Direction. Repeat every record below exactly, but leave out any pictures.

Dataset extract.
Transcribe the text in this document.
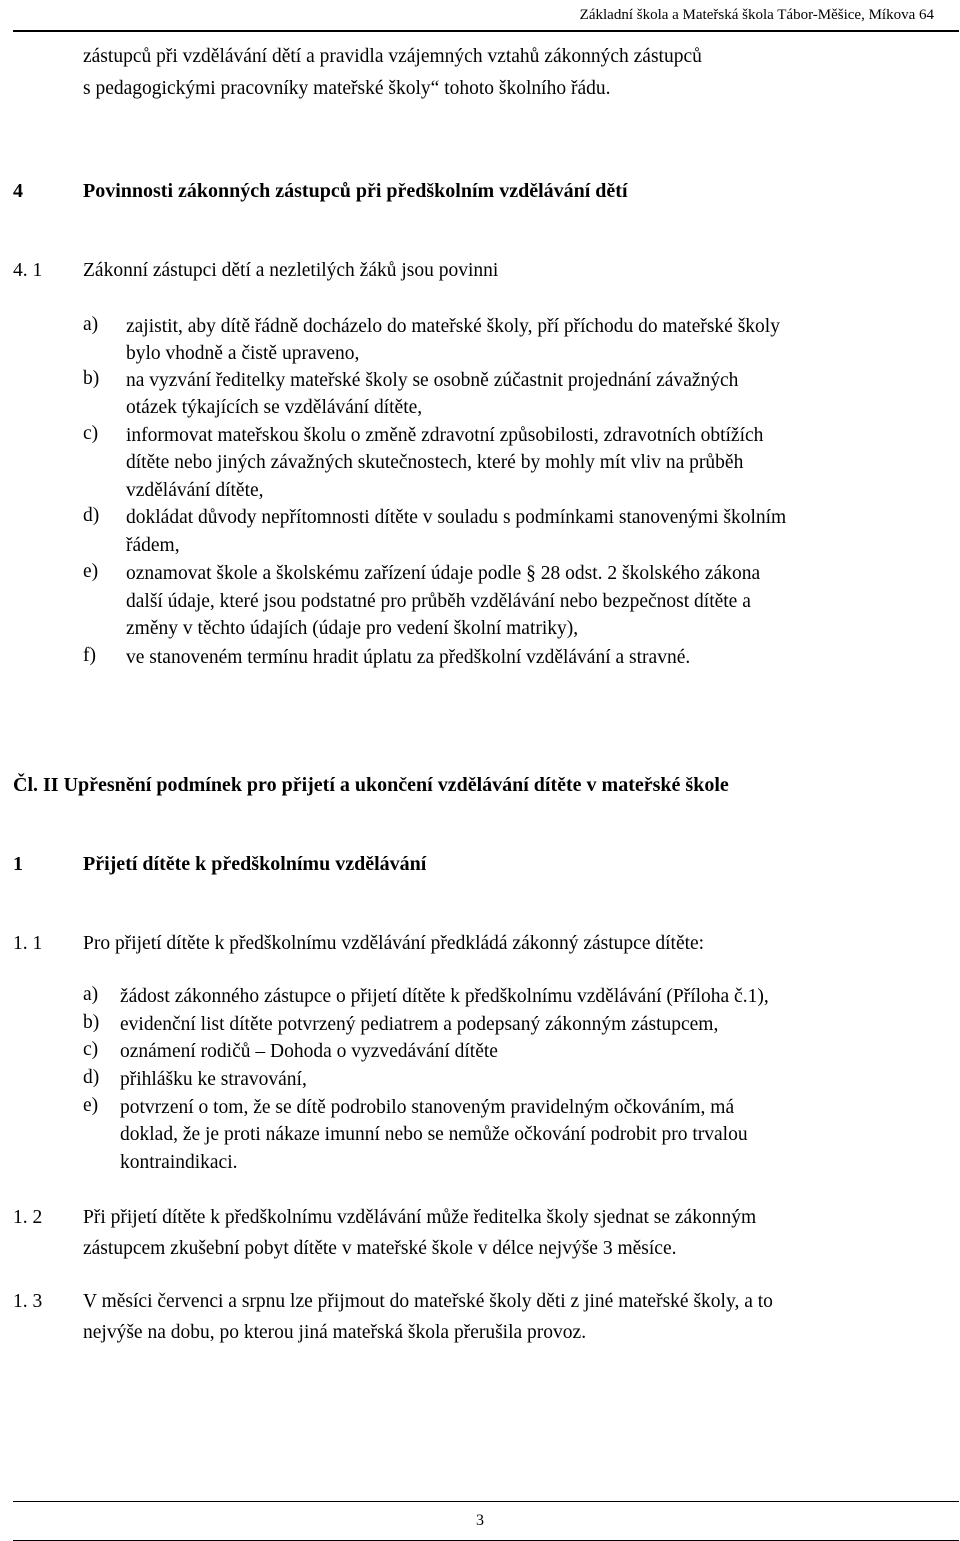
Základní škola a Mateřská škola Tábor-Měšice, Míkova 64
zástupců při vzdělávání dětí a pravidla vzájemných vztahů zákonných zástupců
s pedagogickými pracovníky mateřské školy“ tohoto školního řádu.
4	Povinnosti zákonných zástupců při předškolním vzdělávání dětí
4. 1 Zákonní zástupci dětí a nezletilých žáků jsou povinni
a) zajistit, aby dítě řádně docházelo do mateřské školy, pří příchodu do mateřské školy
bylo vhodně a čistě upraveno,
b) na vyzvání ředitelky mateřské školy se osobně zúčastnit projednání závažných
otázek týkajících se vzdělávání dítěte,
c) informovat mateřskou školu o změně zdravotní způsobilosti, zdravotních obtížích
dítěte nebo jiných závažných skutečnostech, které by mohly mít vliv na průběh
vzdělávání dítěte,
d) dokládat důvody nepřítomnosti dítěte v souladu s podmínkami stanovenými školním
řádem,
e) oznamovat škole a školskému zařízení údaje podle § 28 odst. 2 školského zákona
další údaje, které jsou podstatné pro průběh vzdělávání nebo bezpečnost dítěte a
změny v těchto údajích (údaje pro vedení školní matriky),
f) ve stanoveném termínu hradit úplatu za předškolní vzdělávání a stravné.
Čl. II Upřesnění podmínek pro přijetí a ukončení vzdělávání dítěte v mateřské škole
1	Přijetí dítěte k předškolnímu vzdělávání
1. 1 Pro přijetí dítěte k předškolnímu vzdělávání předkládá zákonný zástupce dítěte:
a) žádost zákonného zástupce o přijetí dítěte k předškolnímu vzdělávání (Příloha č.1),
b) evidenční list dítěte potvrzený pediatrem a podepsaný zákonným zástupcem,
c) oznámení rodičů – Dohoda o vyzvedávání dítěte
d) přihlášku ke stravování,
e) potvrzení o tom, že se dítě podrobilo stanoveným pravidelným očkováním, má
doklad, že je proti nákaze imunní nebo se nemůže očkování podrobit pro trvalou
kontraindikaci.
1. 2 Při přijetí dítěte k předškolnímu vzdělávání může ředitelka školy sjednat se zákonným
zástupcem zkušební pobyt dítěte v mateřské škole v délce nejvýše 3 měsíce.
1. 3 V měsíci červenci a srpnu lze přijmout do mateřské školy děti z jiné mateřské školy, a to
nejvýše na dobu, po kterou jiná mateřská škola přerušila provoz.
3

Answer.
Transcribe the text in this document.
Základní škola a Mateřská škola Tábor-Měšice, Míkova 64
zástupců při vzdělávání dětí a pravidla vzájemných vztahů zákonných zástupců
s pedagogickými pracovníky mateřské školy“ tohoto školního řádu.
4	Povinnosti zákonných zástupců při předškolním vzdělávání dětí
4. 1 Zákonní zástupci dětí a nezletilých žáků jsou povinni
a) zajistit, aby dítě řádně docházelo do mateřské školy, pří příchodu do mateřské školy
bylo vhodně a čistě upraveno,
b) na vyzvání ředitelky mateřské školy se osobně zúčastnit projednání závažných
otázek týkajících se vzdělávání dítěte,
c) informovat mateřskou školu o změně zdravotní způsobilosti, zdravotních obtížích
dítěte nebo jiných závažných skutečnostech, které by mohly mít vliv na průběh
vzdělávání dítěte,
d) dokládat důvody nepřítomnosti dítěte v souladu s podmínkami stanovenými školním
řádem,
e) oznamovat škole a školskému zařízení údaje podle § 28 odst. 2 školského zákona
další údaje, které jsou podstatné pro průběh vzdělávání nebo bezpečnost dítěte a
změny v těchto údajích (údaje pro vedení školní matriky),
f) ve stanoveném termínu hradit úplatu za předškolní vzdělávání a stravné.
Čl. II Upřesnění podmínek pro přijetí a ukončení vzdělávání dítěte v mateřské škole
1	Přijetí dítěte k předškolnímu vzdělávání
1. 1 Pro přijetí dítěte k předškolnímu vzdělávání předkládá zákonný zástupce dítěte:
a) žádost zákonného zástupce o přijetí dítěte k předškolnímu vzdělávání (Příloha č.1),
b) evidenční list dítěte potvrzený pediatrem a podepsaný zákonným zástupcem,
c) oznámení rodičů – Dohoda o vyzvedávání dítěte
d) přihlášku ke stravování,
e) potvrzení o tom, že se dítě podrobilo stanoveným pravidelným očkováním, má
doklad, že je proti nákaze imunní nebo se nemůže očkování podrobit pro trvalou
kontraindikaci.
1. 2 Při přijetí dítěte k předškolnímu vzdělávání může ředitelka školy sjednat se zákonným
zástupcem zkušební pobyt dítěte v mateřské škole v délce nejvýše 3 měsíce.
1. 3 V měsíci červenci a srpnu lze přijmout do mateřské školy děti z jiné mateřské školy, a to
nejvýše na dobu, po kterou jiná mateřská škola přerušila provoz.
3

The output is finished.